_WHAT TO PRODUCE:_
Look through the data below. Pick out the lines holding the string "document".

___ DATA FOR THIS EXERCISE

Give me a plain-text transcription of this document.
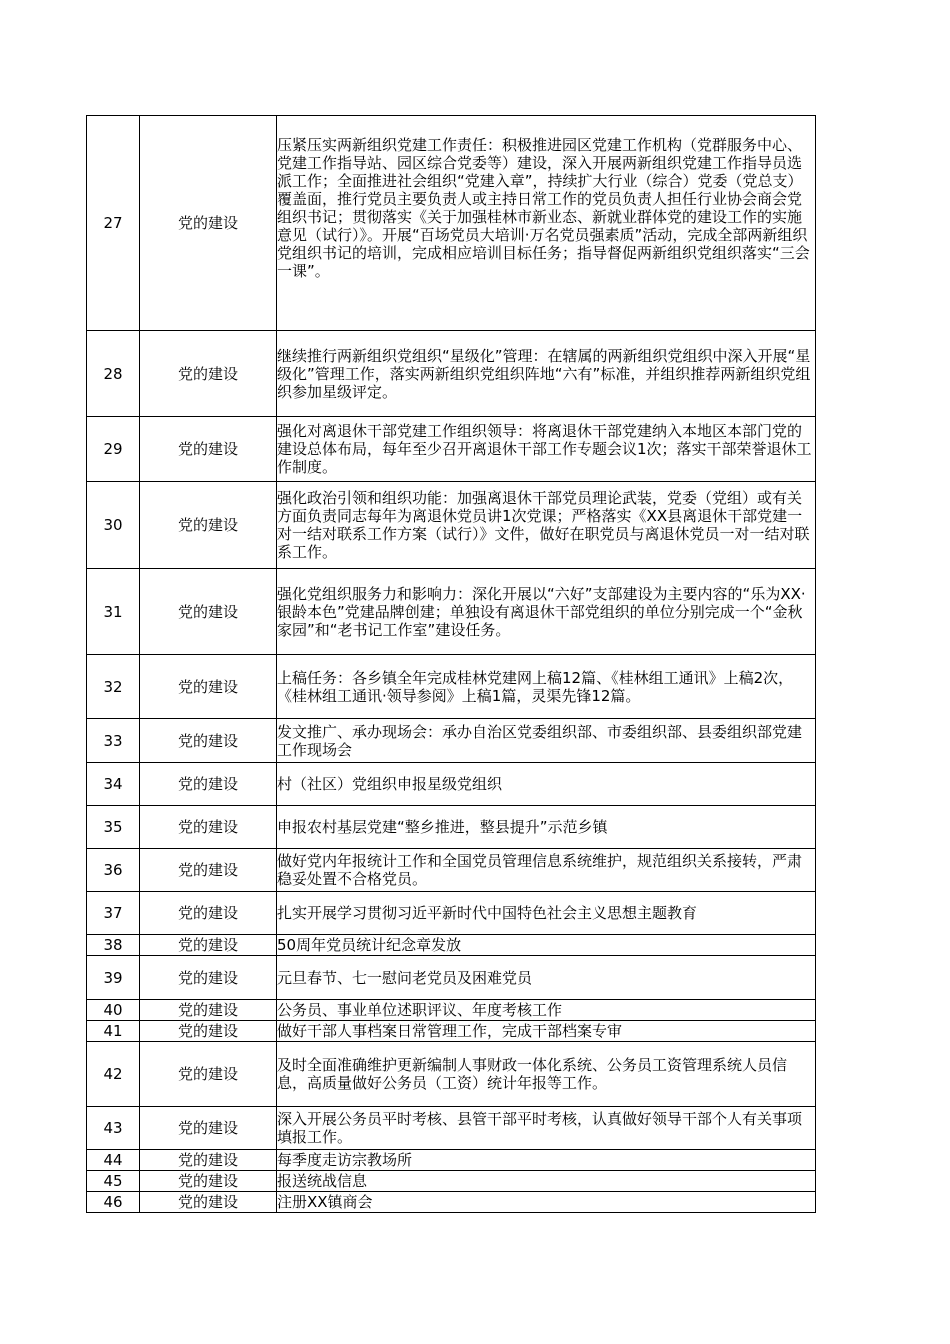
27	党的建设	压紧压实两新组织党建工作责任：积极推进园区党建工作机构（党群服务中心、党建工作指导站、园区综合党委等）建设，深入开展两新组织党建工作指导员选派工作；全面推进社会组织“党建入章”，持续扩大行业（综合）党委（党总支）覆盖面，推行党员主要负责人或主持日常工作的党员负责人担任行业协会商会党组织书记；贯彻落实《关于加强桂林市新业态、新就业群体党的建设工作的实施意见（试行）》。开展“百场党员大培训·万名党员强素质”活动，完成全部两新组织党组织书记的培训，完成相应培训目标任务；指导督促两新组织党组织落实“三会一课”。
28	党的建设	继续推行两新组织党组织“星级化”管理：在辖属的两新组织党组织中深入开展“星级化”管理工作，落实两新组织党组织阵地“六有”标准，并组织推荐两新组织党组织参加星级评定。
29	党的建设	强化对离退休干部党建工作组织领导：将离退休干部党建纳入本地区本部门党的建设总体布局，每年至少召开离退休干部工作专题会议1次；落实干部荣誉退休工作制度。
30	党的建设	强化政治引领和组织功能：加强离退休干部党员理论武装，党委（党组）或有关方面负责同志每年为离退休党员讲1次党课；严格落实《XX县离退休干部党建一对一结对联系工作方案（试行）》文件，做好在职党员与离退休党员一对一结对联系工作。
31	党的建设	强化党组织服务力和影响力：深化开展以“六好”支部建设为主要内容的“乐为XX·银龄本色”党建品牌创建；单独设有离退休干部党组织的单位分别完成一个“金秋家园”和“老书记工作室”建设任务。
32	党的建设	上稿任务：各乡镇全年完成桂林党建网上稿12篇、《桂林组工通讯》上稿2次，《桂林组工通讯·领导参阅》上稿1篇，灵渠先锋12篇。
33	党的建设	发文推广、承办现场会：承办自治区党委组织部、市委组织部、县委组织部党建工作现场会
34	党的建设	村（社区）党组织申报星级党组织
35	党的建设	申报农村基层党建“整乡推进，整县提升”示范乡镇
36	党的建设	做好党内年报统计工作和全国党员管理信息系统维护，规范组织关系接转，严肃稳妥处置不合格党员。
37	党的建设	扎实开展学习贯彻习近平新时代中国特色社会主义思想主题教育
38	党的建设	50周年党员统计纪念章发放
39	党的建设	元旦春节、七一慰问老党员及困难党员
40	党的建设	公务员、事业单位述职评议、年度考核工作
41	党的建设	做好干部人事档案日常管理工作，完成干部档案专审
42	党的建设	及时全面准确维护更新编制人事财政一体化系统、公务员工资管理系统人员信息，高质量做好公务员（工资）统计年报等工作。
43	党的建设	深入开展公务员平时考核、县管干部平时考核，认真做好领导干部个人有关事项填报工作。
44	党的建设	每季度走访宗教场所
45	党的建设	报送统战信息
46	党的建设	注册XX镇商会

______
___ DATA FOR THIS EXERCISE

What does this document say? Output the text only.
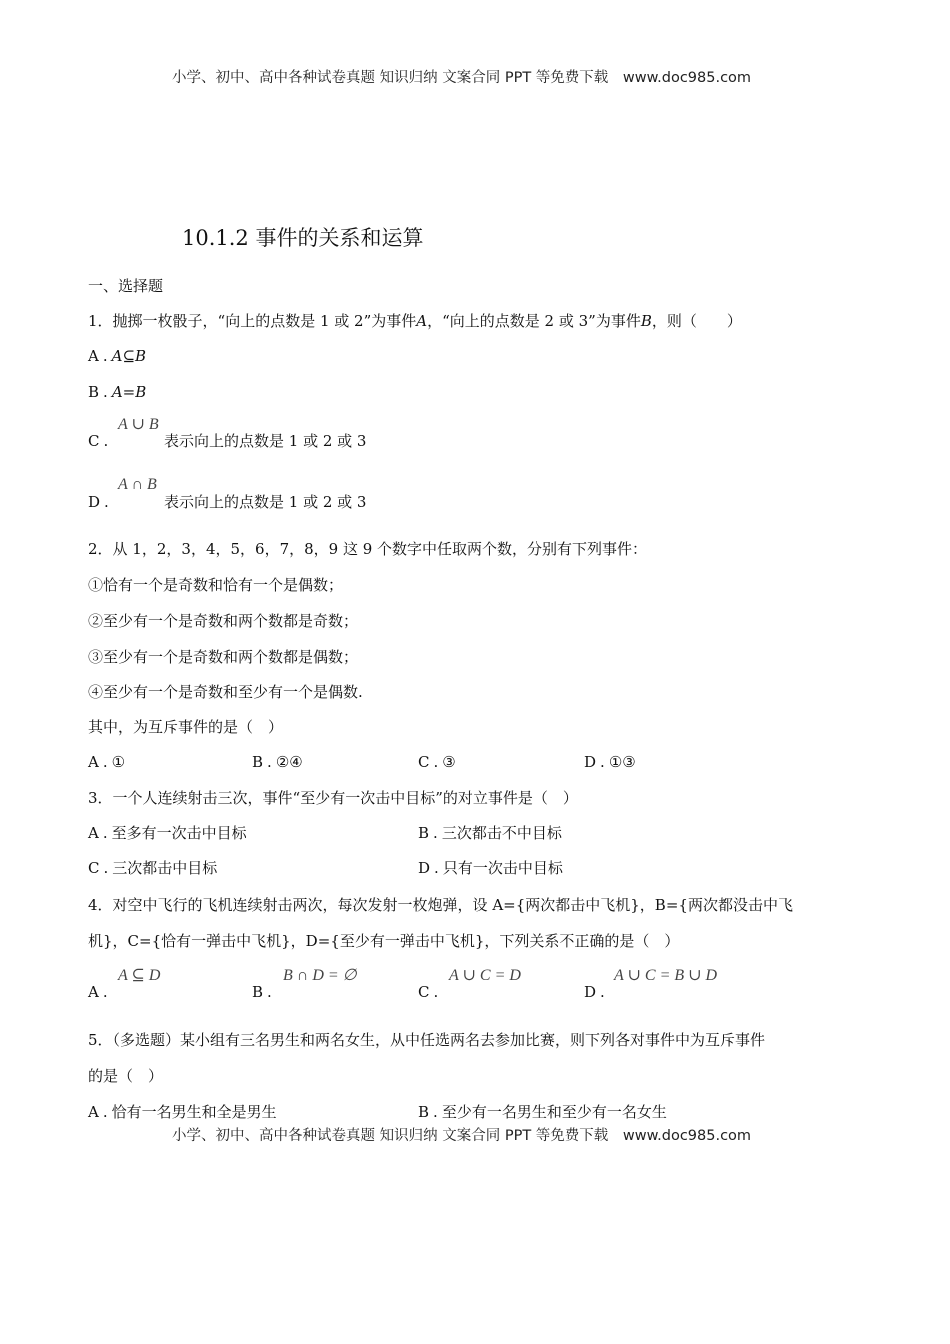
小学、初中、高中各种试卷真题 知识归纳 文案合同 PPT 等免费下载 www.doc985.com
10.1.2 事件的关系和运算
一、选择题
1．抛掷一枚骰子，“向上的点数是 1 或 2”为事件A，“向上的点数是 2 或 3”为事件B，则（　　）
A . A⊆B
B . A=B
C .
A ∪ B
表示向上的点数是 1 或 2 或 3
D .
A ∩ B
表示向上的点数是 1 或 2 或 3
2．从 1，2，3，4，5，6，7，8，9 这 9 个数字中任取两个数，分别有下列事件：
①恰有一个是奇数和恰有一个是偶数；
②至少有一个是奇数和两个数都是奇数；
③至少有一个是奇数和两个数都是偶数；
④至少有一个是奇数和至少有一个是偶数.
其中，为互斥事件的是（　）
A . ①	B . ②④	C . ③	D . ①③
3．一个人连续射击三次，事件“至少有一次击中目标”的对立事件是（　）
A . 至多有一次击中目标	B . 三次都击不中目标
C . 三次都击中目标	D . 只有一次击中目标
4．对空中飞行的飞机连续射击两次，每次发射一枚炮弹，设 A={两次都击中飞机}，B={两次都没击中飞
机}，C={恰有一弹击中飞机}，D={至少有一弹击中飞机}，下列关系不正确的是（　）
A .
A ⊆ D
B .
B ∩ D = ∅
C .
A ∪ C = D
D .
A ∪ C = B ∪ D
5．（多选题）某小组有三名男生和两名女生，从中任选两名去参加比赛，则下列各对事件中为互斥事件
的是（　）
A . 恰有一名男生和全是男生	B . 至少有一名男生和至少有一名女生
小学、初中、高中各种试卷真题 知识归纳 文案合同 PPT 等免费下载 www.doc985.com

______

_TASK ANSWER:_
Give me a plain-text transcription of this document.
What does this document say? Output the text only.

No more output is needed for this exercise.